**STATED EXERCISE**
Each entry below is to be given again word for word, with no pictures.

────────────────

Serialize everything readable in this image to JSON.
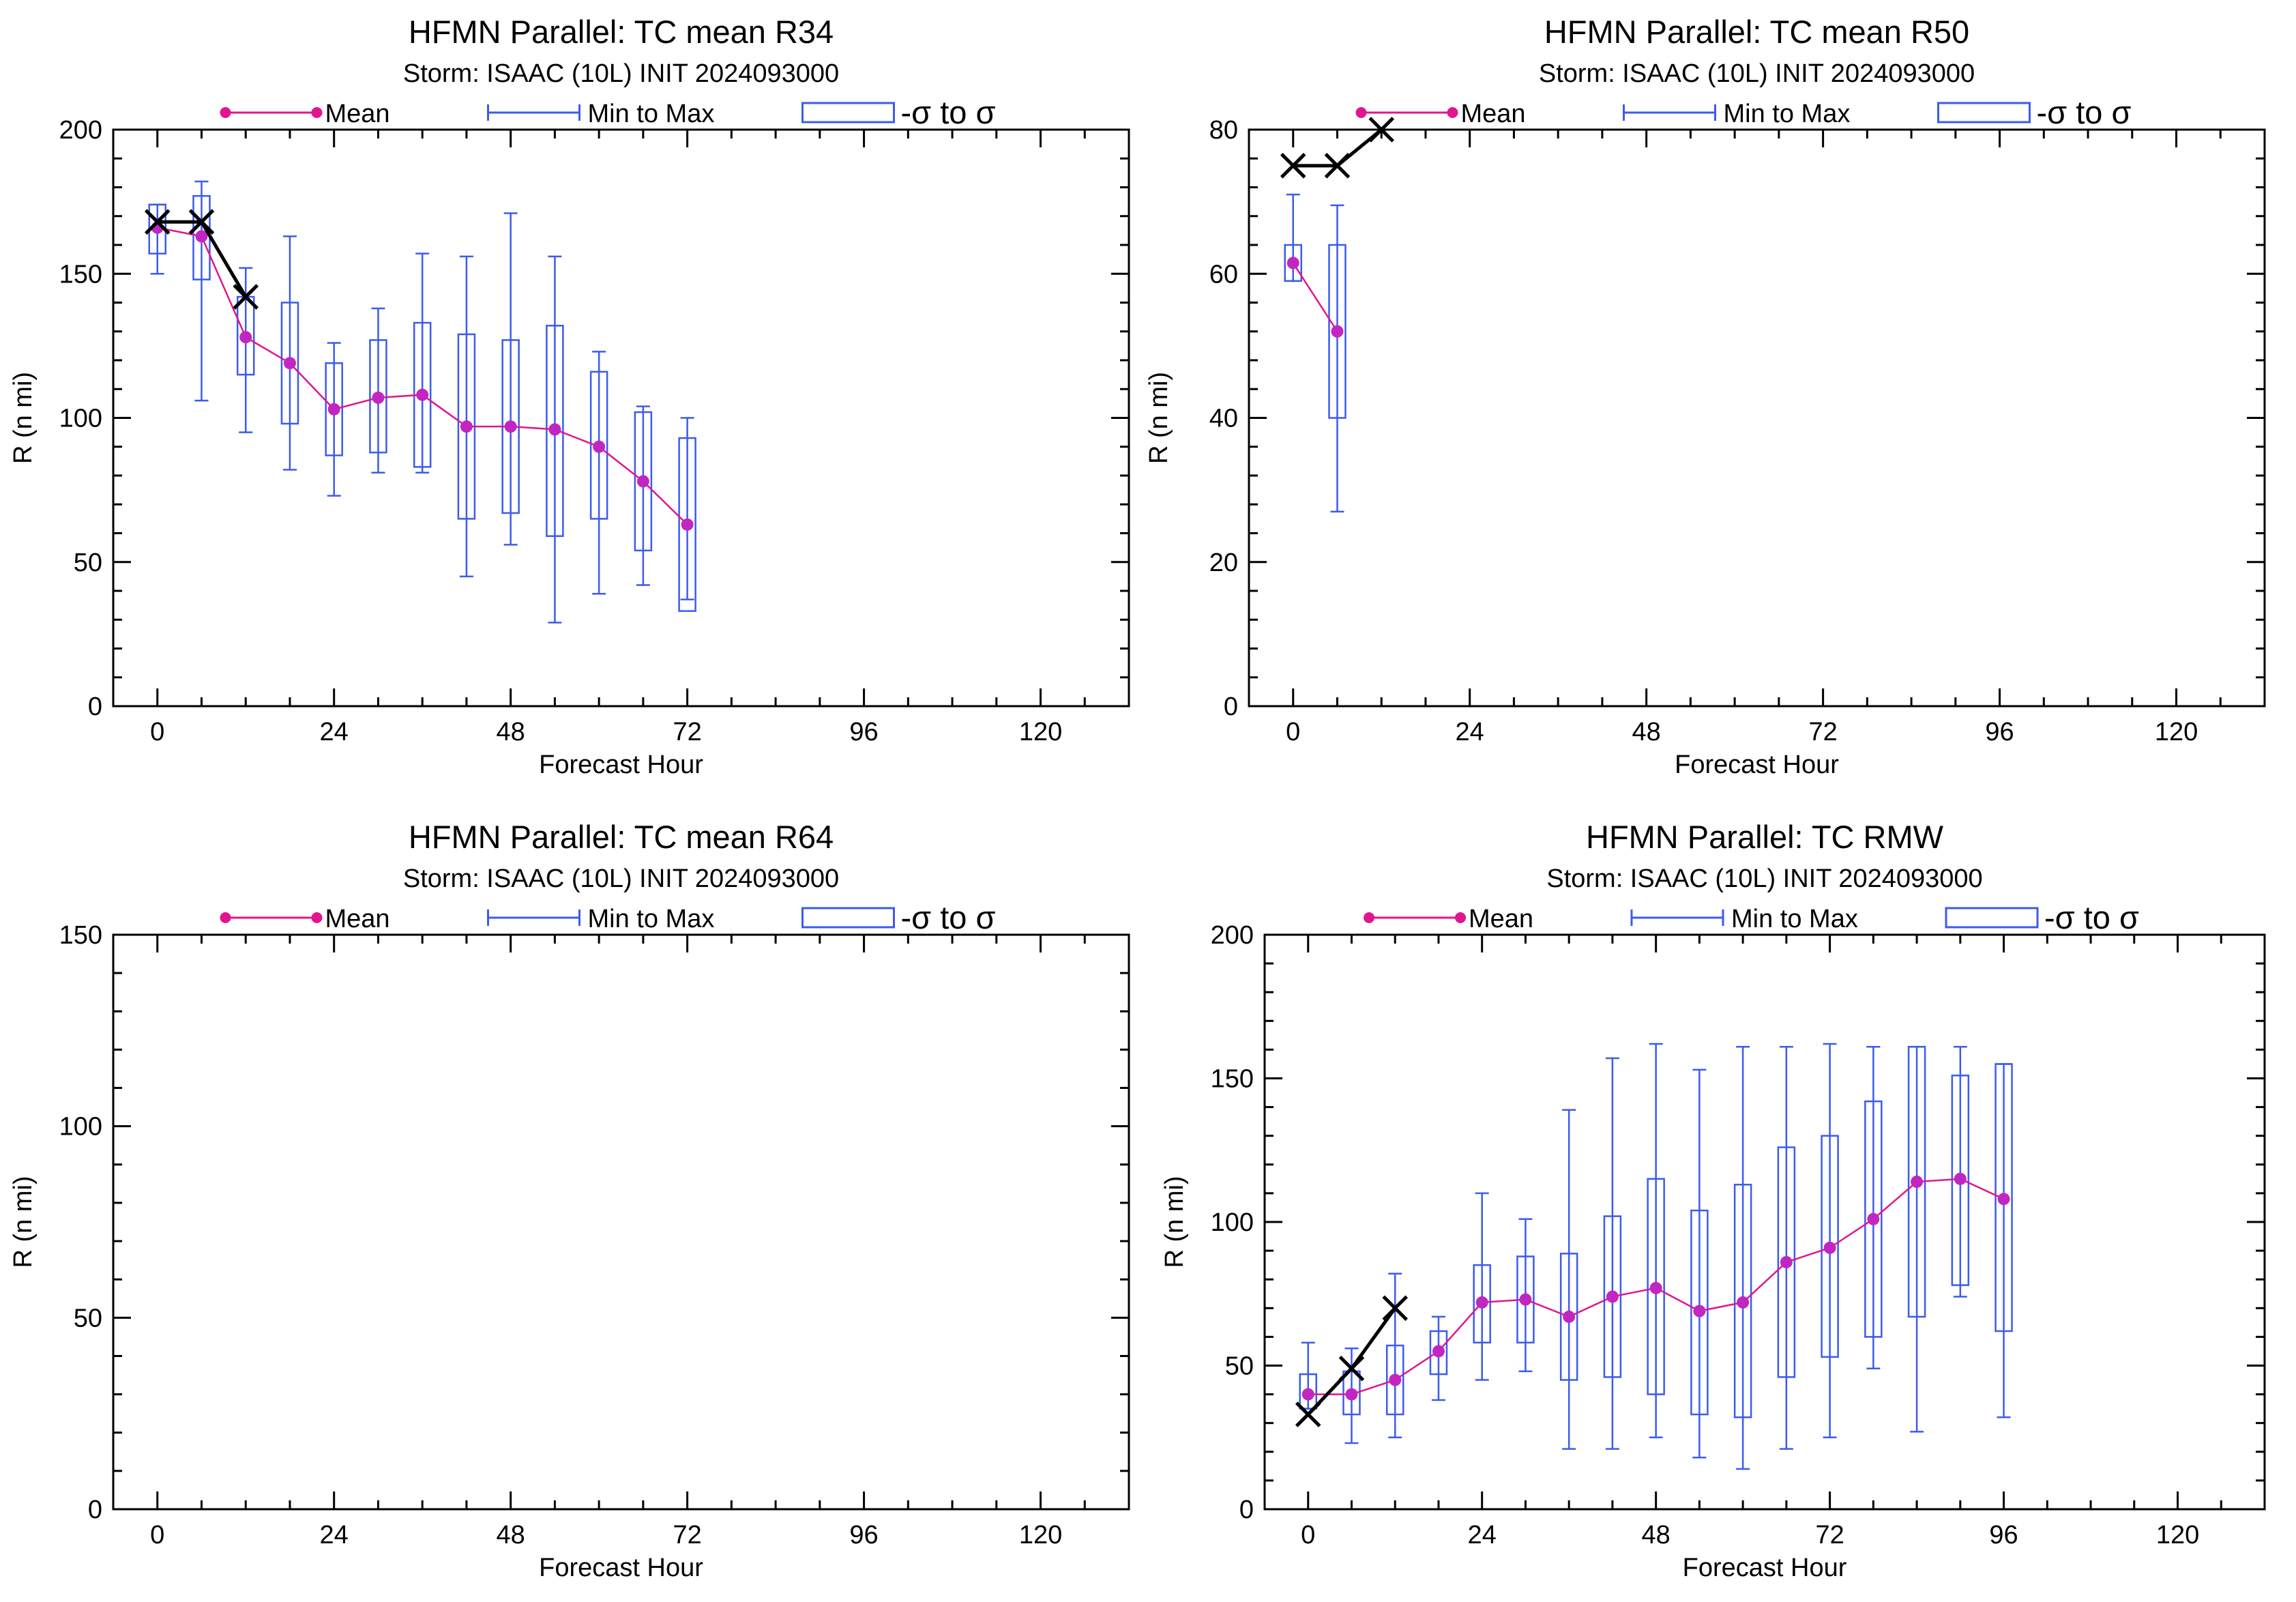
{
  "legend": {
    "mean": "Mean",
    "minmax": "Min to Max",
    "sigma": "-σ to σ"
  },
  "colors": {
    "mean": "#e0168f",
    "mean_marker": "#c226c2",
    "box": "#3b5bef",
    "obs": "#000000"
  },
  "chart_data": [
    {
      "type": "box",
      "title": "HFMN Parallel: TC mean R34",
      "subtitle": "Storm: ISAAC (10L) INIT 2024093000",
      "xlabel": "Forecast Hour",
      "ylabel": "R (n mi)",
      "xlim": [
        -6,
        132
      ],
      "ylim": [
        0,
        200
      ],
      "xticks": [
        0,
        24,
        48,
        72,
        96,
        120
      ],
      "yticks": [
        0,
        50,
        100,
        150,
        200
      ],
      "mean": [
        [
          0,
          166
        ],
        [
          6,
          163
        ],
        [
          12,
          128
        ],
        [
          18,
          119
        ],
        [
          24,
          103
        ],
        [
          30,
          107
        ],
        [
          36,
          108
        ],
        [
          42,
          97
        ],
        [
          48,
          97
        ],
        [
          54,
          96
        ],
        [
          60,
          90
        ],
        [
          66,
          78
        ],
        [
          72,
          63
        ]
      ],
      "boxes": [
        {
          "x": 0,
          "min": 150,
          "max": 174,
          "lo": 157,
          "hi": 174
        },
        {
          "x": 6,
          "min": 106,
          "max": 182,
          "lo": 148,
          "hi": 177
        },
        {
          "x": 12,
          "min": 95,
          "max": 152,
          "lo": 115,
          "hi": 142
        },
        {
          "x": 18,
          "min": 82,
          "max": 163,
          "lo": 98,
          "hi": 140
        },
        {
          "x": 24,
          "min": 73,
          "max": 126,
          "lo": 87,
          "hi": 119
        },
        {
          "x": 30,
          "min": 81,
          "max": 138,
          "lo": 88,
          "hi": 127
        },
        {
          "x": 36,
          "min": 81,
          "max": 157,
          "lo": 83,
          "hi": 133
        },
        {
          "x": 42,
          "min": 45,
          "max": 156,
          "lo": 65,
          "hi": 129
        },
        {
          "x": 48,
          "min": 56,
          "max": 171,
          "lo": 67,
          "hi": 127
        },
        {
          "x": 54,
          "min": 29,
          "max": 156,
          "lo": 59,
          "hi": 132
        },
        {
          "x": 60,
          "min": 39,
          "max": 123,
          "lo": 65,
          "hi": 116
        },
        {
          "x": 66,
          "min": 42,
          "max": 104,
          "lo": 54,
          "hi": 102
        },
        {
          "x": 72,
          "min": 37,
          "max": 100,
          "lo": 33,
          "hi": 93
        }
      ],
      "obs": [
        [
          0,
          168
        ],
        [
          6,
          168
        ],
        [
          12,
          142
        ]
      ]
    },
    {
      "type": "box",
      "title": "HFMN Parallel: TC mean R50",
      "subtitle": "Storm: ISAAC (10L) INIT 2024093000",
      "xlabel": "Forecast Hour",
      "ylabel": "R (n mi)",
      "xlim": [
        -6,
        132
      ],
      "ylim": [
        0,
        80
      ],
      "xticks": [
        0,
        24,
        48,
        72,
        96,
        120
      ],
      "yticks": [
        0,
        20,
        40,
        60,
        80
      ],
      "mean": [
        [
          0,
          61.5
        ],
        [
          6,
          52
        ]
      ],
      "boxes": [
        {
          "x": 0,
          "min": 59,
          "max": 71,
          "lo": 59,
          "hi": 64
        },
        {
          "x": 6,
          "min": 27,
          "max": 69.5,
          "lo": 40,
          "hi": 64
        }
      ],
      "obs": [
        [
          0,
          75
        ],
        [
          6,
          75
        ],
        [
          12,
          80
        ]
      ]
    },
    {
      "type": "box",
      "title": "HFMN Parallel: TC mean R64",
      "subtitle": "Storm: ISAAC (10L) INIT 2024093000",
      "xlabel": "Forecast Hour",
      "ylabel": "R (n mi)",
      "xlim": [
        -6,
        132
      ],
      "ylim": [
        0,
        150
      ],
      "xticks": [
        0,
        24,
        48,
        72,
        96,
        120
      ],
      "yticks": [
        0,
        50,
        100,
        150
      ],
      "mean": [],
      "boxes": [],
      "obs": []
    },
    {
      "type": "box",
      "title": "HFMN Parallel: TC RMW",
      "subtitle": "Storm: ISAAC (10L) INIT 2024093000",
      "xlabel": "Forecast Hour",
      "ylabel": "R (n mi)",
      "xlim": [
        -6,
        132
      ],
      "ylim": [
        0,
        200
      ],
      "xticks": [
        0,
        24,
        48,
        72,
        96,
        120
      ],
      "yticks": [
        0,
        50,
        100,
        150,
        200
      ],
      "mean": [
        [
          0,
          40
        ],
        [
          6,
          40
        ],
        [
          12,
          45
        ],
        [
          18,
          55
        ],
        [
          24,
          72
        ],
        [
          30,
          73
        ],
        [
          36,
          67
        ],
        [
          42,
          74
        ],
        [
          48,
          77
        ],
        [
          54,
          69
        ],
        [
          60,
          72
        ],
        [
          66,
          86
        ],
        [
          72,
          91
        ],
        [
          78,
          101
        ],
        [
          84,
          114
        ],
        [
          90,
          115
        ],
        [
          96,
          108
        ]
      ],
      "boxes": [
        {
          "x": 0,
          "min": 35,
          "max": 58,
          "lo": 35,
          "hi": 47
        },
        {
          "x": 6,
          "min": 23,
          "max": 56,
          "lo": 33,
          "hi": 48
        },
        {
          "x": 12,
          "min": 25,
          "max": 82,
          "lo": 33,
          "hi": 57
        },
        {
          "x": 18,
          "min": 38,
          "max": 67,
          "lo": 47,
          "hi": 62
        },
        {
          "x": 24,
          "min": 45,
          "max": 110,
          "lo": 58,
          "hi": 85
        },
        {
          "x": 30,
          "min": 48,
          "max": 101,
          "lo": 58,
          "hi": 88
        },
        {
          "x": 36,
          "min": 21,
          "max": 139,
          "lo": 45,
          "hi": 89
        },
        {
          "x": 42,
          "min": 21,
          "max": 157,
          "lo": 46,
          "hi": 102
        },
        {
          "x": 48,
          "min": 25,
          "max": 162,
          "lo": 40,
          "hi": 115
        },
        {
          "x": 54,
          "min": 18,
          "max": 153,
          "lo": 33,
          "hi": 104
        },
        {
          "x": 60,
          "min": 14,
          "max": 161,
          "lo": 32,
          "hi": 113
        },
        {
          "x": 66,
          "min": 21,
          "max": 161,
          "lo": 46,
          "hi": 126
        },
        {
          "x": 72,
          "min": 25,
          "max": 162,
          "lo": 53,
          "hi": 130
        },
        {
          "x": 78,
          "min": 49,
          "max": 161,
          "lo": 60,
          "hi": 142
        },
        {
          "x": 84,
          "min": 27,
          "max": 161,
          "lo": 67,
          "hi": 161
        },
        {
          "x": 90,
          "min": 74,
          "max": 161,
          "lo": 78,
          "hi": 151
        },
        {
          "x": 96,
          "min": 32,
          "max": 155,
          "lo": 62,
          "hi": 155
        }
      ],
      "obs": [
        [
          0,
          33
        ],
        [
          6,
          49
        ],
        [
          12,
          70
        ]
      ]
    }
  ]
}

────────────────

**RESULT OF THIS TASK**
Serialize everything readable in this image to JSON.
{
  "legend": {
    "mean": "Mean",
    "minmax": "Min to Max",
    "sigma": "-σ to σ"
  },
  "colors": {
    "mean": "#e0168f",
    "mean_marker": "#c226c2",
    "box": "#3b5bef",
    "obs": "#000000"
  },
  "chart_data": [
    {
      "type": "box",
      "title": "HFMN Parallel: TC mean R34",
      "subtitle": "Storm: ISAAC (10L) INIT 2024093000",
      "xlabel": "Forecast Hour",
      "ylabel": "R (n mi)",
      "xlim": [
        -6,
        132
      ],
      "ylim": [
        0,
        200
      ],
      "xticks": [
        0,
        24,
        48,
        72,
        96,
        120
      ],
      "yticks": [
        0,
        50,
        100,
        150,
        200
      ],
      "mean": [
        [
          0,
          166
        ],
        [
          6,
          163
        ],
        [
          12,
          128
        ],
        [
          18,
          119
        ],
        [
          24,
          103
        ],
        [
          30,
          107
        ],
        [
          36,
          108
        ],
        [
          42,
          97
        ],
        [
          48,
          97
        ],
        [
          54,
          96
        ],
        [
          60,
          90
        ],
        [
          66,
          78
        ],
        [
          72,
          63
        ]
      ],
      "boxes": [
        {
          "x": 0,
          "min": 150,
          "max": 174,
          "lo": 157,
          "hi": 174
        },
        {
          "x": 6,
          "min": 106,
          "max": 182,
          "lo": 148,
          "hi": 177
        },
        {
          "x": 12,
          "min": 95,
          "max": 152,
          "lo": 115,
          "hi": 142
        },
        {
          "x": 18,
          "min": 82,
          "max": 163,
          "lo": 98,
          "hi": 140
        },
        {
          "x": 24,
          "min": 73,
          "max": 126,
          "lo": 87,
          "hi": 119
        },
        {
          "x": 30,
          "min": 81,
          "max": 138,
          "lo": 88,
          "hi": 127
        },
        {
          "x": 36,
          "min": 81,
          "max": 157,
          "lo": 83,
          "hi": 133
        },
        {
          "x": 42,
          "min": 45,
          "max": 156,
          "lo": 65,
          "hi": 129
        },
        {
          "x": 48,
          "min": 56,
          "max": 171,
          "lo": 67,
          "hi": 127
        },
        {
          "x": 54,
          "min": 29,
          "max": 156,
          "lo": 59,
          "hi": 132
        },
        {
          "x": 60,
          "min": 39,
          "max": 123,
          "lo": 65,
          "hi": 116
        },
        {
          "x": 66,
          "min": 42,
          "max": 104,
          "lo": 54,
          "hi": 102
        },
        {
          "x": 72,
          "min": 37,
          "max": 100,
          "lo": 33,
          "hi": 93
        }
      ],
      "obs": [
        [
          0,
          168
        ],
        [
          6,
          168
        ],
        [
          12,
          142
        ]
      ]
    },
    {
      "type": "box",
      "title": "HFMN Parallel: TC mean R50",
      "subtitle": "Storm: ISAAC (10L) INIT 2024093000",
      "xlabel": "Forecast Hour",
      "ylabel": "R (n mi)",
      "xlim": [
        -6,
        132
      ],
      "ylim": [
        0,
        80
      ],
      "xticks": [
        0,
        24,
        48,
        72,
        96,
        120
      ],
      "yticks": [
        0,
        20,
        40,
        60,
        80
      ],
      "mean": [
        [
          0,
          61.5
        ],
        [
          6,
          52
        ]
      ],
      "boxes": [
        {
          "x": 0,
          "min": 59,
          "max": 71,
          "lo": 59,
          "hi": 64
        },
        {
          "x": 6,
          "min": 27,
          "max": 69.5,
          "lo": 40,
          "hi": 64
        }
      ],
      "obs": [
        [
          0,
          75
        ],
        [
          6,
          75
        ],
        [
          12,
          80
        ]
      ]
    },
    {
      "type": "box",
      "title": "HFMN Parallel: TC mean R64",
      "subtitle": "Storm: ISAAC (10L) INIT 2024093000",
      "xlabel": "Forecast Hour",
      "ylabel": "R (n mi)",
      "xlim": [
        -6,
        132
      ],
      "ylim": [
        0,
        150
      ],
      "xticks": [
        0,
        24,
        48,
        72,
        96,
        120
      ],
      "yticks": [
        0,
        50,
        100,
        150
      ],
      "mean": [],
      "boxes": [],
      "obs": []
    },
    {
      "type": "box",
      "title": "HFMN Parallel: TC RMW",
      "subtitle": "Storm: ISAAC (10L) INIT 2024093000",
      "xlabel": "Forecast Hour",
      "ylabel": "R (n mi)",
      "xlim": [
        -6,
        132
      ],
      "ylim": [
        0,
        200
      ],
      "xticks": [
        0,
        24,
        48,
        72,
        96,
        120
      ],
      "yticks": [
        0,
        50,
        100,
        150,
        200
      ],
      "mean": [
        [
          0,
          40
        ],
        [
          6,
          40
        ],
        [
          12,
          45
        ],
        [
          18,
          55
        ],
        [
          24,
          72
        ],
        [
          30,
          73
        ],
        [
          36,
          67
        ],
        [
          42,
          74
        ],
        [
          48,
          77
        ],
        [
          54,
          69
        ],
        [
          60,
          72
        ],
        [
          66,
          86
        ],
        [
          72,
          91
        ],
        [
          78,
          101
        ],
        [
          84,
          114
        ],
        [
          90,
          115
        ],
        [
          96,
          108
        ]
      ],
      "boxes": [
        {
          "x": 0,
          "min": 35,
          "max": 58,
          "lo": 35,
          "hi": 47
        },
        {
          "x": 6,
          "min": 23,
          "max": 56,
          "lo": 33,
          "hi": 48
        },
        {
          "x": 12,
          "min": 25,
          "max": 82,
          "lo": 33,
          "hi": 57
        },
        {
          "x": 18,
          "min": 38,
          "max": 67,
          "lo": 47,
          "hi": 62
        },
        {
          "x": 24,
          "min": 45,
          "max": 110,
          "lo": 58,
          "hi": 85
        },
        {
          "x": 30,
          "min": 48,
          "max": 101,
          "lo": 58,
          "hi": 88
        },
        {
          "x": 36,
          "min": 21,
          "max": 139,
          "lo": 45,
          "hi": 89
        },
        {
          "x": 42,
          "min": 21,
          "max": 157,
          "lo": 46,
          "hi": 102
        },
        {
          "x": 48,
          "min": 25,
          "max": 162,
          "lo": 40,
          "hi": 115
        },
        {
          "x": 54,
          "min": 18,
          "max": 153,
          "lo": 33,
          "hi": 104
        },
        {
          "x": 60,
          "min": 14,
          "max": 161,
          "lo": 32,
          "hi": 113
        },
        {
          "x": 66,
          "min": 21,
          "max": 161,
          "lo": 46,
          "hi": 126
        },
        {
          "x": 72,
          "min": 25,
          "max": 162,
          "lo": 53,
          "hi": 130
        },
        {
          "x": 78,
          "min": 49,
          "max": 161,
          "lo": 60,
          "hi": 142
        },
        {
          "x": 84,
          "min": 27,
          "max": 161,
          "lo": 67,
          "hi": 161
        },
        {
          "x": 90,
          "min": 74,
          "max": 161,
          "lo": 78,
          "hi": 151
        },
        {
          "x": 96,
          "min": 32,
          "max": 155,
          "lo": 62,
          "hi": 155
        }
      ],
      "obs": [
        [
          0,
          33
        ],
        [
          6,
          49
        ],
        [
          12,
          70
        ]
      ]
    }
  ]
}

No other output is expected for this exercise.